## Exercise requirements
For the listing below, give the number of lines in which "Décalage" occurs. Add nothing.

[Data listing start]

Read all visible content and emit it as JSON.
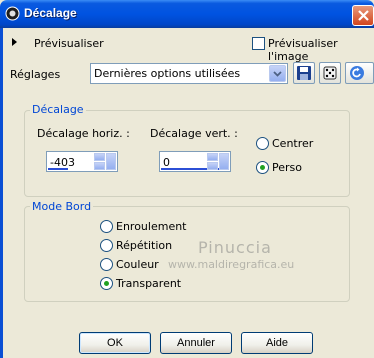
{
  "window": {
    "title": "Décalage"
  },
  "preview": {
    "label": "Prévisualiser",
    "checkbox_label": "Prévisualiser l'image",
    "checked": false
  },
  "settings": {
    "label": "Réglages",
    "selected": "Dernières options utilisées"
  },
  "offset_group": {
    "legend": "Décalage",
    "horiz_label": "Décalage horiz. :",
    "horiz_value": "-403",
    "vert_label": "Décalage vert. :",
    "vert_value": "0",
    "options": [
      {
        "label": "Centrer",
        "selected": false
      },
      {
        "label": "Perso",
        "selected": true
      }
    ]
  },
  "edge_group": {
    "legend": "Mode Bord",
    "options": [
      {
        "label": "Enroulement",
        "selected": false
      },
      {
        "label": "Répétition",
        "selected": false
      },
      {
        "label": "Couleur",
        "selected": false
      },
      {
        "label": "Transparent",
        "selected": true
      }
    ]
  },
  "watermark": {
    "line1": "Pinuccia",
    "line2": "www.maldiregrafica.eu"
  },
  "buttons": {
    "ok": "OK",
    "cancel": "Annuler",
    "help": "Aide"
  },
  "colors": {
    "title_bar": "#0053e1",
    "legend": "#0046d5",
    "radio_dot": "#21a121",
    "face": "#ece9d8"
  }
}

[Data listing end]

## Answer for this exercise
4